AIM
Type out the material below exactly.

┌─ EXTRACTED INFORMATION

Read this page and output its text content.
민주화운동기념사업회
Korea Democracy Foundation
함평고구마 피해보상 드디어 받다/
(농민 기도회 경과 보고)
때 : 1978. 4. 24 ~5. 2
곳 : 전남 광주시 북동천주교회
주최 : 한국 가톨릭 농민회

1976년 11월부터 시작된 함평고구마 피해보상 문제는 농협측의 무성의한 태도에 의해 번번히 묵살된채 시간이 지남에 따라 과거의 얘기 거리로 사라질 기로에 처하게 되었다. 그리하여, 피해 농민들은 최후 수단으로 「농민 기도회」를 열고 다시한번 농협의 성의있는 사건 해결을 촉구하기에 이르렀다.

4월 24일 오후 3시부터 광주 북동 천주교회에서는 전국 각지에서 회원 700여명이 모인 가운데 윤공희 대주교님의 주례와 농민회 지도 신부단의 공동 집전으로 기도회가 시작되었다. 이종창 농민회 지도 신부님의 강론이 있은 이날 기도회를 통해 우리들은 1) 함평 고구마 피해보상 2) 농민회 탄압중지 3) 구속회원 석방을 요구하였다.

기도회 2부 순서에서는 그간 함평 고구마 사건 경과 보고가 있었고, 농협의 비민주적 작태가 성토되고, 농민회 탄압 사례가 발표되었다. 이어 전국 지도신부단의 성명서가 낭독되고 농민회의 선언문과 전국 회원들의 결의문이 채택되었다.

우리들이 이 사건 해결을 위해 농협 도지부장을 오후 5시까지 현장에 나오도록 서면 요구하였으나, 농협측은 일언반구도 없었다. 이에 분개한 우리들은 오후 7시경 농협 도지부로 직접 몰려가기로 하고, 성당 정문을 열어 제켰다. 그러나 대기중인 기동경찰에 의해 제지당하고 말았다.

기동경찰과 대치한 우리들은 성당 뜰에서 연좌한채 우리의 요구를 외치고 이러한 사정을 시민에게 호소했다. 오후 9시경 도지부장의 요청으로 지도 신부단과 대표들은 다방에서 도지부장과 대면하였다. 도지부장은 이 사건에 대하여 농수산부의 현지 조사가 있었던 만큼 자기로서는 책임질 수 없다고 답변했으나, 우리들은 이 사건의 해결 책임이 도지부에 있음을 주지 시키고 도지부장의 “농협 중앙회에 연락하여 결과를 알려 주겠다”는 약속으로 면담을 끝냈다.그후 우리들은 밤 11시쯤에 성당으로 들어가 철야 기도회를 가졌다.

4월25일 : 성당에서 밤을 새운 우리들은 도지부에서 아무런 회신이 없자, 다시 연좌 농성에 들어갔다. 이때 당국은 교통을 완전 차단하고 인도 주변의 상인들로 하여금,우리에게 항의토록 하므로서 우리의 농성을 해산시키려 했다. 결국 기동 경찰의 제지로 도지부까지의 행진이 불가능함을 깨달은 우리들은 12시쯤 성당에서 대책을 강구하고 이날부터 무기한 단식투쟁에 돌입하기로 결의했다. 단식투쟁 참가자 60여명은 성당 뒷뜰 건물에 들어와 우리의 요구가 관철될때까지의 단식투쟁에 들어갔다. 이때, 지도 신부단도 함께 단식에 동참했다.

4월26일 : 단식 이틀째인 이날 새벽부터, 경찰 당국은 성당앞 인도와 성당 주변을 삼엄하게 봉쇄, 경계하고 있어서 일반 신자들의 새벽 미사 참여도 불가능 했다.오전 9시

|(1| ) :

└─

OUTPUT FOR THIS EXERCISE
Read this page and output its text content.
민주화운동기념사업회
Korea Democracy Foundation
함평고구마 피해보상 드디어 받다/
(농민 기도회 경과 보고)
때 : 1978. 4. 24 ~5. 2
곳 : 전남 광주시 북동천주교회
주최 : 한국 가톨릭 농민회

1976년 11월부터 시작된 함평고구마 피해보상 문제는 농협측의 무성의한 태도에 의해 번번히 묵살된채 시간이 지남에 따라 과거의 얘기 거리로 사라질 기로에 처하게 되었다. 그리하여, 피해 농민들은 최후 수단으로 「농민 기도회」를 열고 다시한번 농협의 성의있는 사건 해결을 촉구하기에 이르렀다.

4월 24일 오후 3시부터 광주 북동 천주교회에서는 전국 각지에서 회원 700여명이 모인 가운데 윤공희 대주교님의 주례와 농민회 지도 신부단의 공동 집전으로 기도회가 시작되었다. 이종창 농민회 지도 신부님의 강론이 있은 이날 기도회를 통해 우리들은 1) 함평 고구마 피해보상 2) 농민회 탄압중지 3) 구속회원 석방을 요구하였다.

기도회 2부 순서에서는 그간 함평 고구마 사건 경과 보고가 있었고, 농협의 비민주적 작태가 성토되고, 농민회 탄압 사례가 발표되었다. 이어 전국 지도신부단의 성명서가 낭독되고 농민회의 선언문과 전국 회원들의 결의문이 채택되었다.

우리들이 이 사건 해결을 위해 농협 도지부장을 오후 5시까지 현장에 나오도록 서면 요구하였으나, 농협측은 일언반구도 없었다. 이에 분개한 우리들은 오후 7시경 농협 도지부로 직접 몰려가기로 하고, 성당 정문을 열어 제켰다. 그러나 대기중인 기동경찰에 의해 제지당하고 말았다.

기동경찰과 대치한 우리들은 성당 뜰에서 연좌한채 우리의 요구를 외치고 이러한 사정을 시민에게 호소했다. 오후 9시경 도지부장의 요청으로 지도 신부단과 대표들은 다방에서 도지부장과 대면하였다. 도지부장은 이 사건에 대하여 농수산부의 현지 조사가 있었던 만큼 자기로서는 책임질 수 없다고 답변했으나, 우리들은 이 사건의 해결 책임이 도지부에 있음을 주지 시키고 도지부장의 “농협 중앙회에 연락하여 결과를 알려 주겠다”는 약속으로 면담을 끝냈다.그후 우리들은 밤 11시쯤에 성당으로 들어가 철야 기도회를 가졌다.

4월25일 : 성당에서 밤을 새운 우리들은 도지부에서 아무런 회신이 없자, 다시 연좌 농성에 들어갔다. 이때 당국은 교통을 완전 차단하고 인도 주변의 상인들로 하여금,우리에게 항의토록 하므로서 우리의 농성을 해산시키려 했다. 결국 기동 경찰의 제지로 도지부까지의 행진이 불가능함을 깨달은 우리들은 12시쯤 성당에서 대책을 강구하고 이날부터 무기한 단식투쟁에 돌입하기로 결의했다. 단식투쟁 참가자 60여명은 성당 뒷뜰 건물에 들어와 우리의 요구가 관철될때까지의 단식투쟁에 들어갔다. 이때, 지도 신부단도 함께 단식에 동참했다.

4월26일 : 단식 이틀째인 이날 새벽부터, 경찰 당국은 성당앞 인도와 성당 주변을 삼엄하게 봉쇄, 경계하고 있어서 일반 신자들의 새벽 미사 참여도 불가능 했다.오전 9시

|(1| ) :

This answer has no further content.